## RECORDS FOR THIS EXERCISE
+++

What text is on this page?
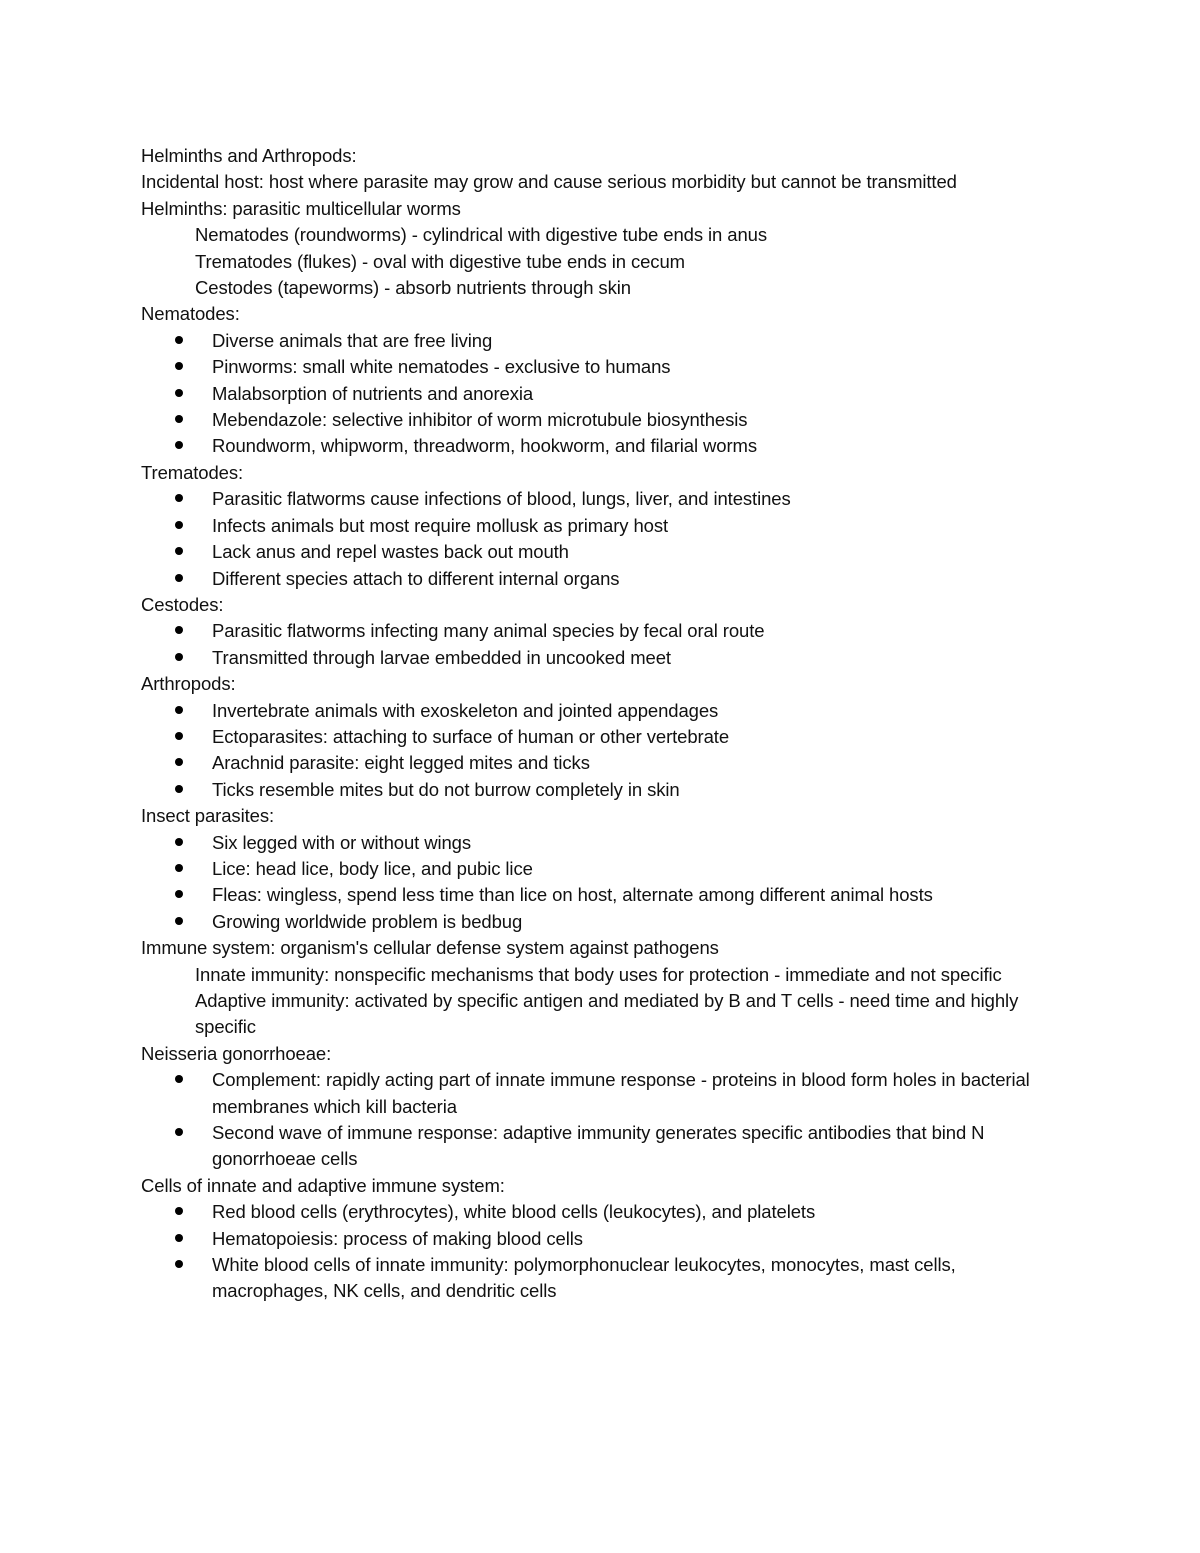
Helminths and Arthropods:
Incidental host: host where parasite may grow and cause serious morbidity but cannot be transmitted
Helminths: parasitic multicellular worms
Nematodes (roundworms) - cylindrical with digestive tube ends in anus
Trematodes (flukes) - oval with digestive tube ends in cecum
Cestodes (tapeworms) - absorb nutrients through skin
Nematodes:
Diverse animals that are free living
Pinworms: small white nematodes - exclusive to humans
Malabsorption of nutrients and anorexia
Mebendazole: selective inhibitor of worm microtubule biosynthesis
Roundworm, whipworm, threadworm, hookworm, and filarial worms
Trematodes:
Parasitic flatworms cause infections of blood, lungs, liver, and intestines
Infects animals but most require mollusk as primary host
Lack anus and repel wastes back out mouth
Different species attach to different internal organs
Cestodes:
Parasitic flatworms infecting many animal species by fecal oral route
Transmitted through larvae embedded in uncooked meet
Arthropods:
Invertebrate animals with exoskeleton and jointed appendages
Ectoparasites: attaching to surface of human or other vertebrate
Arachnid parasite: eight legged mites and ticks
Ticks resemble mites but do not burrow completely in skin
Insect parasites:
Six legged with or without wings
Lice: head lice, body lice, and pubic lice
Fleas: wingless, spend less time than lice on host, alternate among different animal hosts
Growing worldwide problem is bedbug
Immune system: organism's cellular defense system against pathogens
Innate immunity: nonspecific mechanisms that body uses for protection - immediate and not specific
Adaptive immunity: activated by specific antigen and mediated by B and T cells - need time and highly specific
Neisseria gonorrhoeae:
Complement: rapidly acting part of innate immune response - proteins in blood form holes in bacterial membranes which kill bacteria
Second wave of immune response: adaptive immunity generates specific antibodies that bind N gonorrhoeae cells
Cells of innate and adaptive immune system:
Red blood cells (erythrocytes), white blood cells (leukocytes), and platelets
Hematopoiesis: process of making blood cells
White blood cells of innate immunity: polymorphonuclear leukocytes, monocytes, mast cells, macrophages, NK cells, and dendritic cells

+++

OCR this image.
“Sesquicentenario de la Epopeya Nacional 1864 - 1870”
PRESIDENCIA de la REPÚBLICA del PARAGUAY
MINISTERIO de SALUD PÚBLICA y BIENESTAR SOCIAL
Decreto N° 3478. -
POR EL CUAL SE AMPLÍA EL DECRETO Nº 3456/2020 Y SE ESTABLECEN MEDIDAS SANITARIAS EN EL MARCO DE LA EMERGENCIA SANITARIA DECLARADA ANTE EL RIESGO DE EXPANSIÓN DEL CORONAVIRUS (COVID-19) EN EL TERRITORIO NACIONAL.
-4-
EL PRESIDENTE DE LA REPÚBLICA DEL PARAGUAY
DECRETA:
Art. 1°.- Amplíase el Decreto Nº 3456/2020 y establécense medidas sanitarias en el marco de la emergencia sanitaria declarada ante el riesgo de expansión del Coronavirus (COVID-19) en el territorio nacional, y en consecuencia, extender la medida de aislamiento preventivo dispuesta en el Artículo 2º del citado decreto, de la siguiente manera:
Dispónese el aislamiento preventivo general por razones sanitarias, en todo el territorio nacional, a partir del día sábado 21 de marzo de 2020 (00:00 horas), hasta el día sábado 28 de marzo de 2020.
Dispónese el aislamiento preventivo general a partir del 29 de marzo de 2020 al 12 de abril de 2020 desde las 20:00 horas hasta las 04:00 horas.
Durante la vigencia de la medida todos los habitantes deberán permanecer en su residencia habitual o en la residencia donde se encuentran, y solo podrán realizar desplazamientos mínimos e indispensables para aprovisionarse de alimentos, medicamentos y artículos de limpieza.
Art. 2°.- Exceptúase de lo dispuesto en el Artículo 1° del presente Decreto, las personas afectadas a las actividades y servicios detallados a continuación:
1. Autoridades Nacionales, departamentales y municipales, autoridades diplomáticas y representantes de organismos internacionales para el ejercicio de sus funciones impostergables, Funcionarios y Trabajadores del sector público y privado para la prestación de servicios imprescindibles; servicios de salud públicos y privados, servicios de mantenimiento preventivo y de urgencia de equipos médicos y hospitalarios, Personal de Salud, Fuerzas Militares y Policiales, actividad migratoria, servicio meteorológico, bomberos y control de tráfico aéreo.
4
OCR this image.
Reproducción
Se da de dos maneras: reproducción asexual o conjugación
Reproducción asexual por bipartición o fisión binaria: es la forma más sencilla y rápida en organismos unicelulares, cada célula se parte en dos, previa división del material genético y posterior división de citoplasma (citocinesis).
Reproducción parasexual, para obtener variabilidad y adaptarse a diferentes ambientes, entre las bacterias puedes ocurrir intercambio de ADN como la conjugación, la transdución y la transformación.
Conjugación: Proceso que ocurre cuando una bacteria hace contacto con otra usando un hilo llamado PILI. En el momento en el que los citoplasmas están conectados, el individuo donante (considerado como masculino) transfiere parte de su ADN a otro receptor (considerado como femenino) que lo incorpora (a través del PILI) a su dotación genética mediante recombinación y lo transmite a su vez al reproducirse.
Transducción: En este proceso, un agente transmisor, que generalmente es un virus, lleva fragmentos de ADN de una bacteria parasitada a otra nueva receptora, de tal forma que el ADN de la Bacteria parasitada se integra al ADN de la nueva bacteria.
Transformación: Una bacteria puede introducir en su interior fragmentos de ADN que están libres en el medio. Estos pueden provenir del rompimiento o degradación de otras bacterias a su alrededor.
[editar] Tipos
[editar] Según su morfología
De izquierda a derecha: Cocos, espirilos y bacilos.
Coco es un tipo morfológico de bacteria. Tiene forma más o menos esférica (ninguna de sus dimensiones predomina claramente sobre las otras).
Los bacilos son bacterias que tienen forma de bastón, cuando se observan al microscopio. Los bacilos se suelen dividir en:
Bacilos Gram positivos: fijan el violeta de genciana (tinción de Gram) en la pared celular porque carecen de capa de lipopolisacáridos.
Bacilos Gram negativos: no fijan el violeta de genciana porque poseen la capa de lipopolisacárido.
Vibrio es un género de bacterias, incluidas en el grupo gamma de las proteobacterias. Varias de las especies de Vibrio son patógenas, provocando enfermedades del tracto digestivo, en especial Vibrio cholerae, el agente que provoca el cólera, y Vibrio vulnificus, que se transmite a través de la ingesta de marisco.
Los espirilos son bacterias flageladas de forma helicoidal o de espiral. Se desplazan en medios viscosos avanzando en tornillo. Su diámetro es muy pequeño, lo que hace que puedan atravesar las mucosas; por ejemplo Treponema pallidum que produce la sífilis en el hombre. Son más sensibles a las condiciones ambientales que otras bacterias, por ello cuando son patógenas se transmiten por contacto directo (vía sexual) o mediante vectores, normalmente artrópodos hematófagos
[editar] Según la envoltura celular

+++

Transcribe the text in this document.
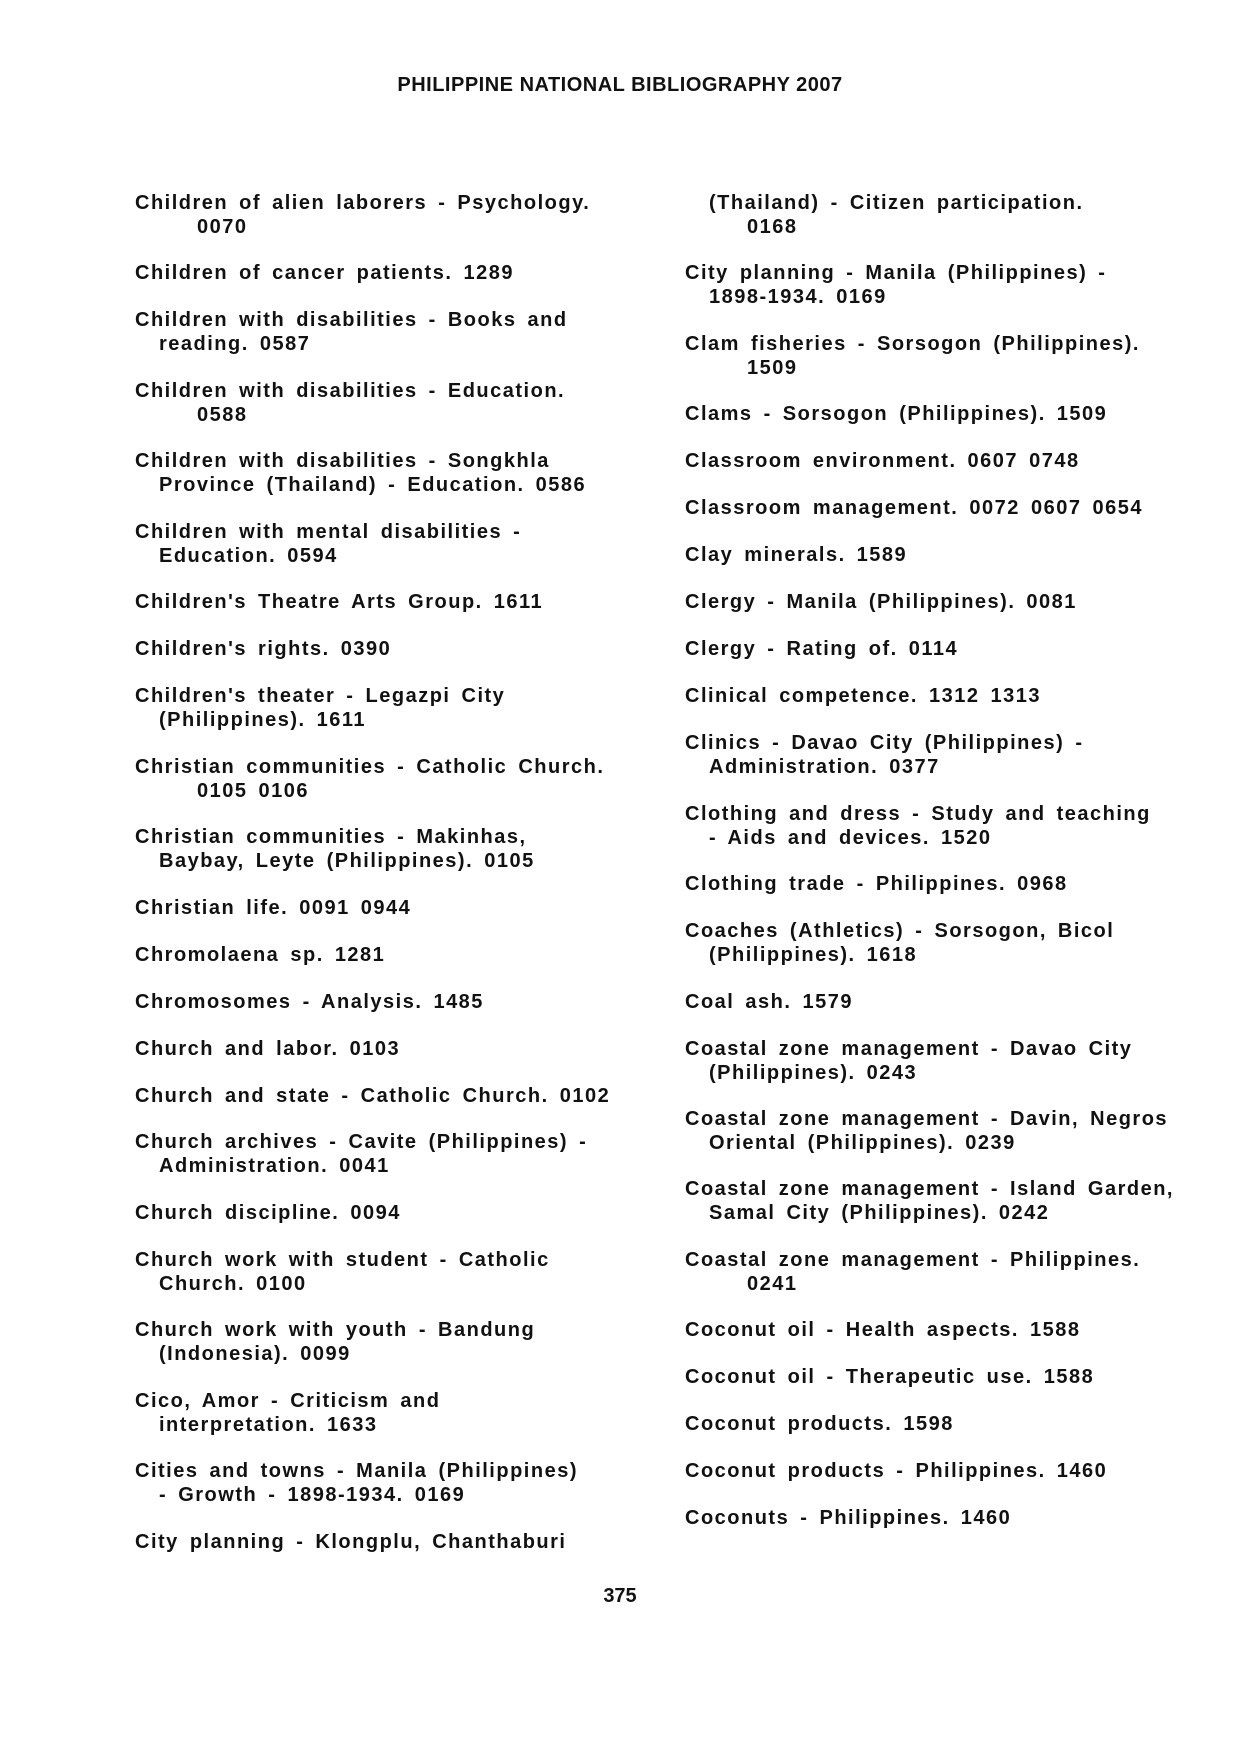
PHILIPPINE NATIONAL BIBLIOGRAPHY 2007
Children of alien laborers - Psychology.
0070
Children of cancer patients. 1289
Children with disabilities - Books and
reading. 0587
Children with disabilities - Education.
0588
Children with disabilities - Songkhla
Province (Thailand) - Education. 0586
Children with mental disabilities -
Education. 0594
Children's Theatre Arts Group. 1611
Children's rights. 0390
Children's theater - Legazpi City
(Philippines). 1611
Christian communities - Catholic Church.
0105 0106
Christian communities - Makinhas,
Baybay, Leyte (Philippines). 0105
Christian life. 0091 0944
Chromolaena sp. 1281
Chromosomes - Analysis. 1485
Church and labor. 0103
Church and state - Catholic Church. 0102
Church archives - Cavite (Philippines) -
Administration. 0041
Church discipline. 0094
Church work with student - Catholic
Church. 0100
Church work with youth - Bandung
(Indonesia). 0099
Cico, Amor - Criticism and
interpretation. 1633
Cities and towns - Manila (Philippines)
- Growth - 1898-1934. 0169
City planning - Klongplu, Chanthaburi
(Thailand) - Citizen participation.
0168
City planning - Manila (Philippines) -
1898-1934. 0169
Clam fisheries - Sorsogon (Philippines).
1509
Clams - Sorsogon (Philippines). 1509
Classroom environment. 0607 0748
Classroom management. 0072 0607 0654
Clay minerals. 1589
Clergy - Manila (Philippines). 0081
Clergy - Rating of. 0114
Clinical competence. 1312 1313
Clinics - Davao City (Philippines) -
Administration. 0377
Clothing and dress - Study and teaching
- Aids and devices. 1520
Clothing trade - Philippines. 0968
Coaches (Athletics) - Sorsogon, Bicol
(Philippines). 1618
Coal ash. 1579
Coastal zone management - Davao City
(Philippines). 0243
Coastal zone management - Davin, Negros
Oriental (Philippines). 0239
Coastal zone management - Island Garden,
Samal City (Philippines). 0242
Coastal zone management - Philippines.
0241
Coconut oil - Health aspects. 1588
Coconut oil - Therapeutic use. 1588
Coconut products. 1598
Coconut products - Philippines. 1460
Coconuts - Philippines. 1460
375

+++

## ABOUT THIS EXERCISE
Wherever a line in the data above holds "ends", copy that line.

## RESULT FOR THIS EXERCISE
Nematodes (roundworms) - cylindrical with digestive tube ends in anus
Trematodes (flukes) - oval with digestive tube ends in cecum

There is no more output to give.